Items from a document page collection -
--------------------

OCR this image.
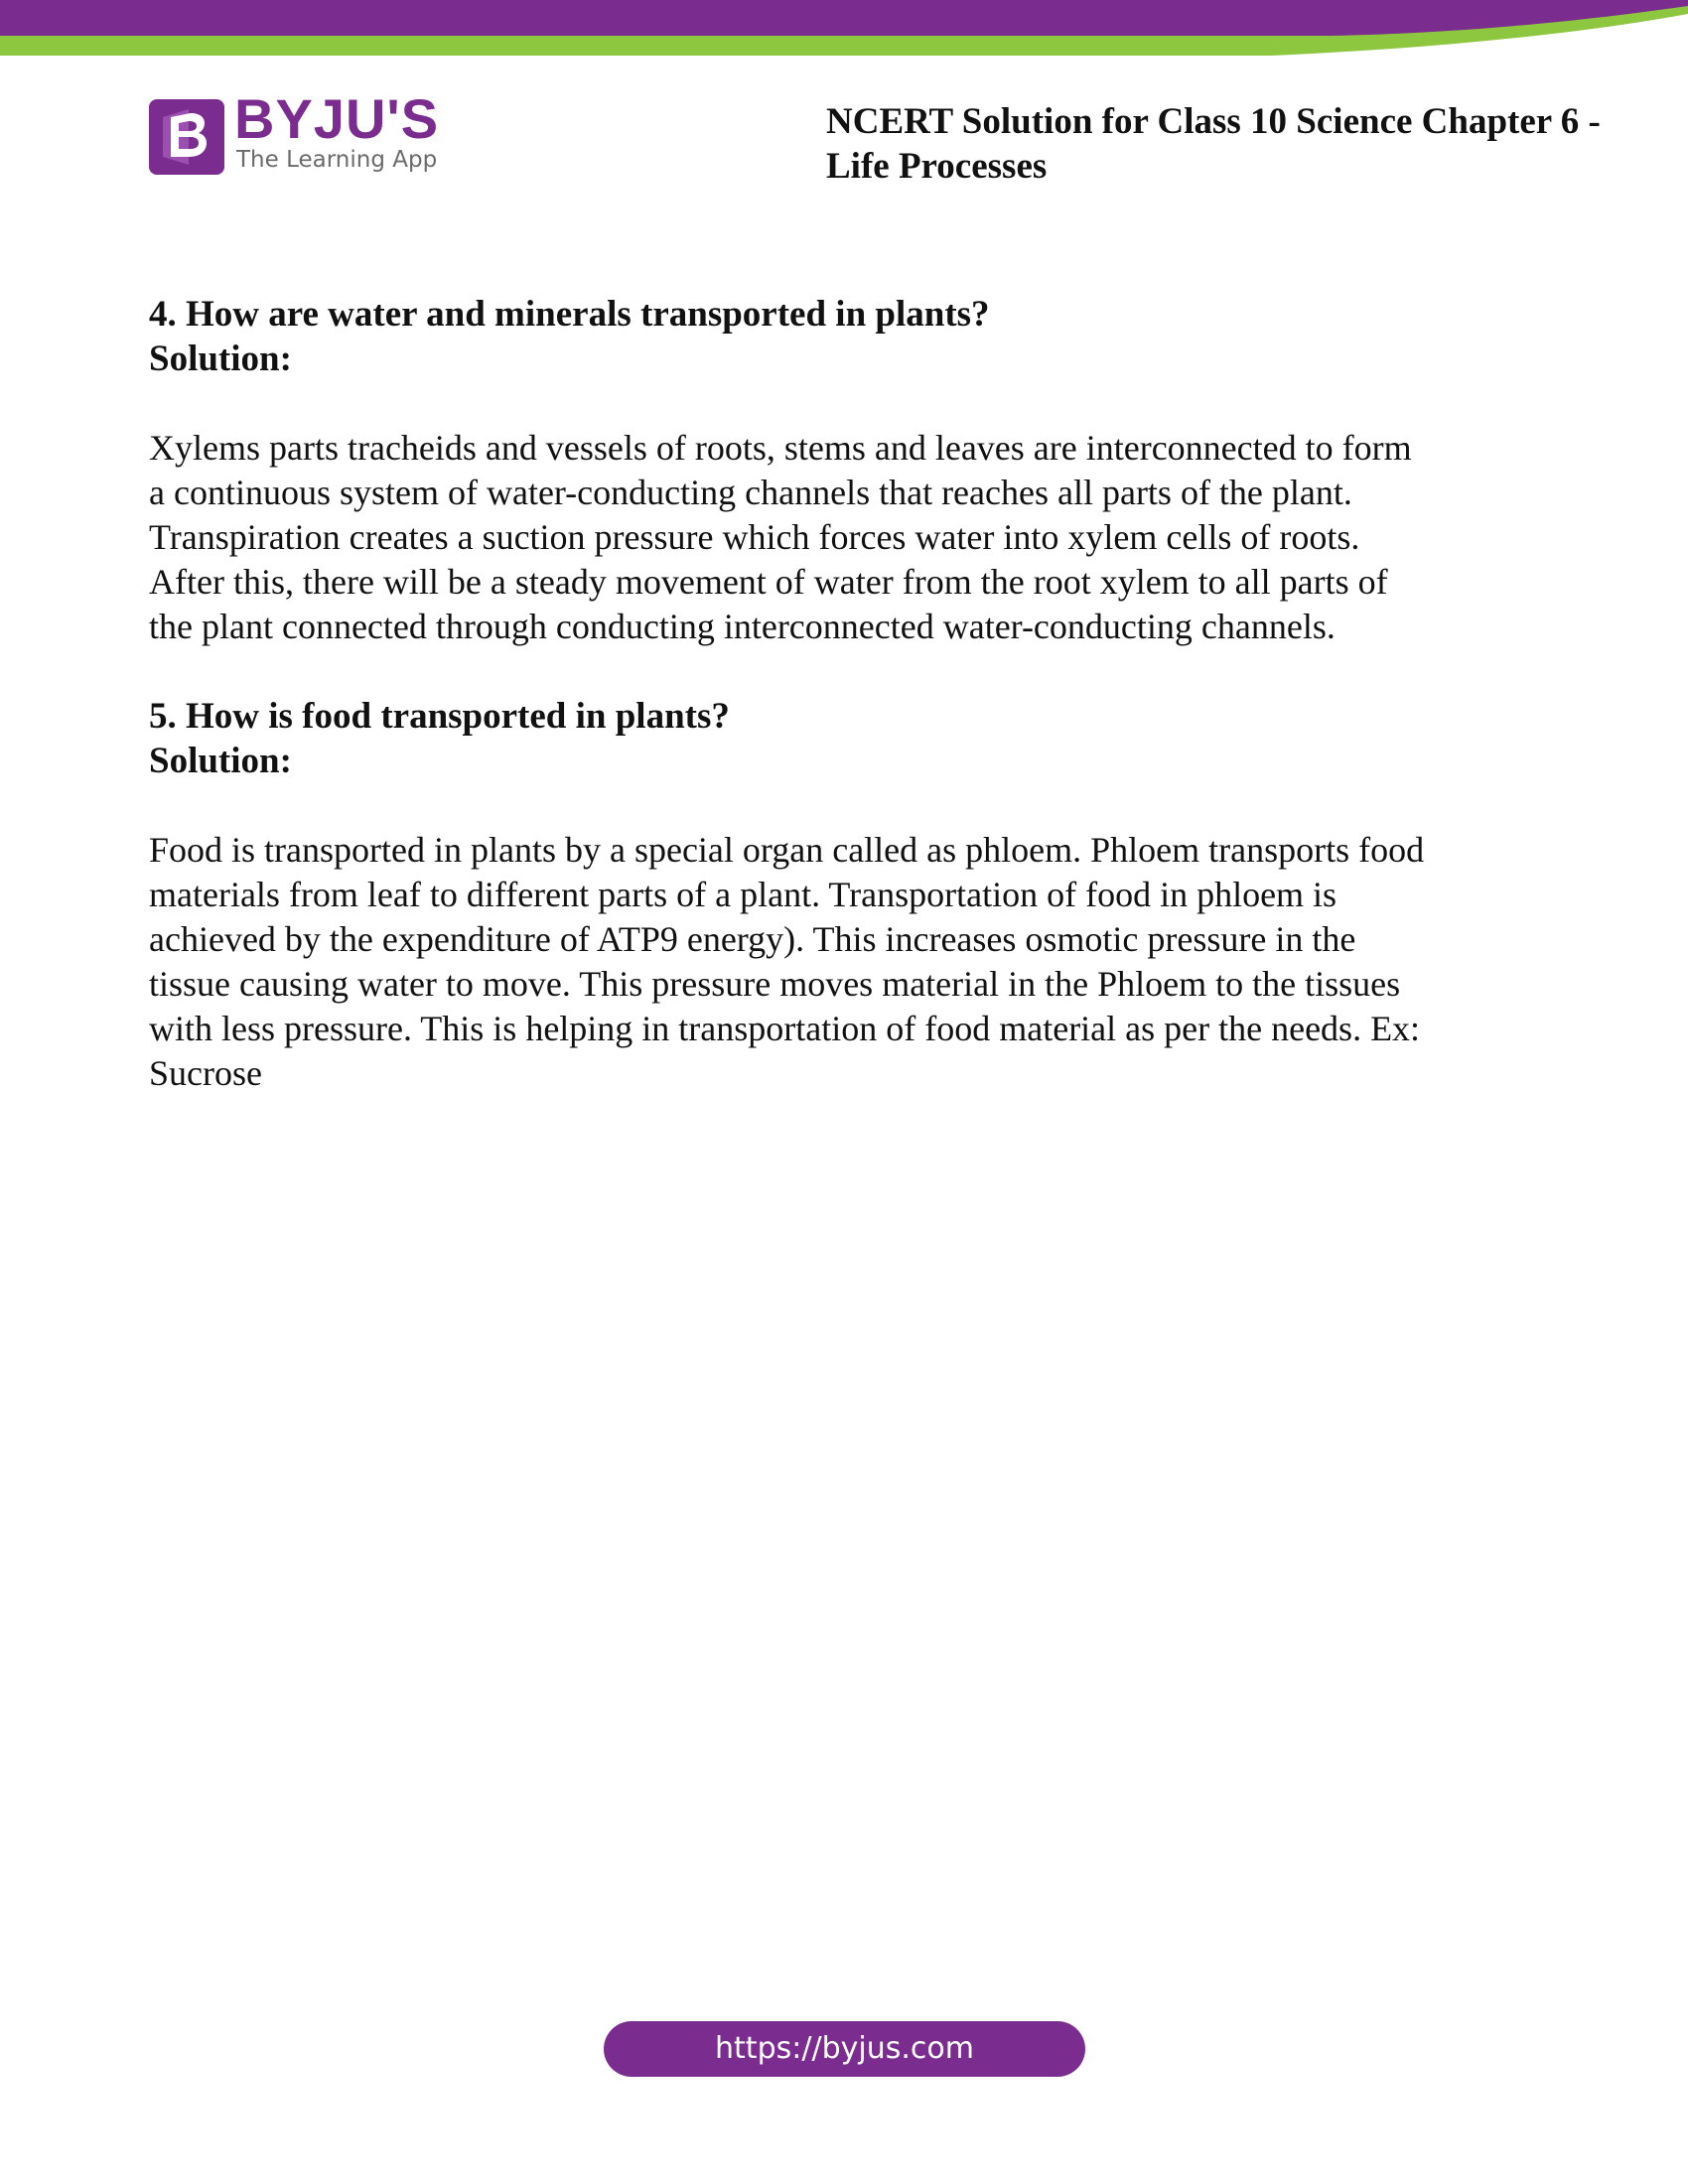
BYJU'S
The Learning App
NCERT Solution for Class 10 Science Chapter 6 -
Life Processes

4. How are water and minerals transported in plants?

Solution:

Xylems parts tracheids and vessels of roots, stems and leaves are interconnected to form
a continuous system of water-conducting channels that reaches all parts of the plant.
Transpiration creates a suction pressure which forces water into xylem cells of roots.
After this, there will be a steady movement of water from the root xylem to all parts of
the plant connected through conducting interconnected water-conducting channels.

5. How is food transported in plants?

Solution:

Food is transported in plants by a special organ called as phloem. Phloem transports food
materials from leaf to different parts of a plant. Transportation of food in phloem is
achieved by the expenditure of ATP9 energy). This increases osmotic pressure in the
tissue causing water to move. This pressure moves material in the Phloem to the tissues
with less pressure. This is helping in transportation of food material as per the needs. Ex:
Sucrose
https://byjus.com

--------------------

Work item - In the lines above, spot each one that contains the word "conducting" and copy it.

Answer to this task -
a continuous system of water-conducting channels that reaches all parts of the plant.
the plant connected through conducting interconnected water-conducting channels.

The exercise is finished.